■ PROMPT ■
Where a line in the listing below contains the word "Единица", copy that line.
>> START
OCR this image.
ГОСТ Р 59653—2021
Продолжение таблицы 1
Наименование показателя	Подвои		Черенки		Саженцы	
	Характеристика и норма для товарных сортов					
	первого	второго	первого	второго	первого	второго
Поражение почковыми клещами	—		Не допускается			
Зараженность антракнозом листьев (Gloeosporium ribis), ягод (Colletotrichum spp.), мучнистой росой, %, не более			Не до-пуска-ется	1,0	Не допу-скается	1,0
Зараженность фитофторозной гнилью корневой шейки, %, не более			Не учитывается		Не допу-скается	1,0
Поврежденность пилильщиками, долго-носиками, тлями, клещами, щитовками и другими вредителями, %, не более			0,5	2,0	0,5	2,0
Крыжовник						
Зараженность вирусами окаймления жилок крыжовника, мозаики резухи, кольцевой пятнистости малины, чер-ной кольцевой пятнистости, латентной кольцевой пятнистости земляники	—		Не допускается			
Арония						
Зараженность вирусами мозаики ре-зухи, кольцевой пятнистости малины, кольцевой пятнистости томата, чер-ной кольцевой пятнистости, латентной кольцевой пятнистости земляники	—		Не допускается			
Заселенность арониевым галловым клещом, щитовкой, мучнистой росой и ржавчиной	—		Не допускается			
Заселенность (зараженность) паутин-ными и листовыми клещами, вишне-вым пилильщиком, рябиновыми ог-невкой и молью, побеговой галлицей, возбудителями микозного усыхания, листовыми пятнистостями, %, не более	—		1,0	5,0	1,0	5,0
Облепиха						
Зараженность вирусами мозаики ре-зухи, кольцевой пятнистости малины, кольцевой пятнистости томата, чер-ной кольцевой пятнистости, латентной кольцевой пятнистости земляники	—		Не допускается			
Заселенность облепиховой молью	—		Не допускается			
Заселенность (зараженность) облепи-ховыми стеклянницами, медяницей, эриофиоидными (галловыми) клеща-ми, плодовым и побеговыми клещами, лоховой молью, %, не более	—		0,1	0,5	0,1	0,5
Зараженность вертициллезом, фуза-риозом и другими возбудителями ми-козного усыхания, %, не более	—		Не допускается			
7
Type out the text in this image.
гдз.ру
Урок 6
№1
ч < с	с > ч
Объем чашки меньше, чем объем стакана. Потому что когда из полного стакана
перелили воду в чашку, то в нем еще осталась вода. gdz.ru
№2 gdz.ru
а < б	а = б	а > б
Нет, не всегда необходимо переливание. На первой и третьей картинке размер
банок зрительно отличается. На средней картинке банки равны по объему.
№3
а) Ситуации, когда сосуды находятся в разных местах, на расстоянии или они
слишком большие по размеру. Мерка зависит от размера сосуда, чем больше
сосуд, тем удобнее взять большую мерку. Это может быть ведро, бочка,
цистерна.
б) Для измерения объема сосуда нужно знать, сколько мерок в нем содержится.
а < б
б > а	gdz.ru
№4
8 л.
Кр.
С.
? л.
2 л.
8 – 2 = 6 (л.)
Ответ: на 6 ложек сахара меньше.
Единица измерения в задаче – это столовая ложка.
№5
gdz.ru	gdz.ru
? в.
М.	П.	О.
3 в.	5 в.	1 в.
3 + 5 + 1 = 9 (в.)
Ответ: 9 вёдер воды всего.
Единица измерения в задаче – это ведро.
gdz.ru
>> END
■ SOLUTION FOR THIS PROBLEM ■
Единица измерения в задаче – это столовая ложка.
Единица измерения в задаче – это ведро.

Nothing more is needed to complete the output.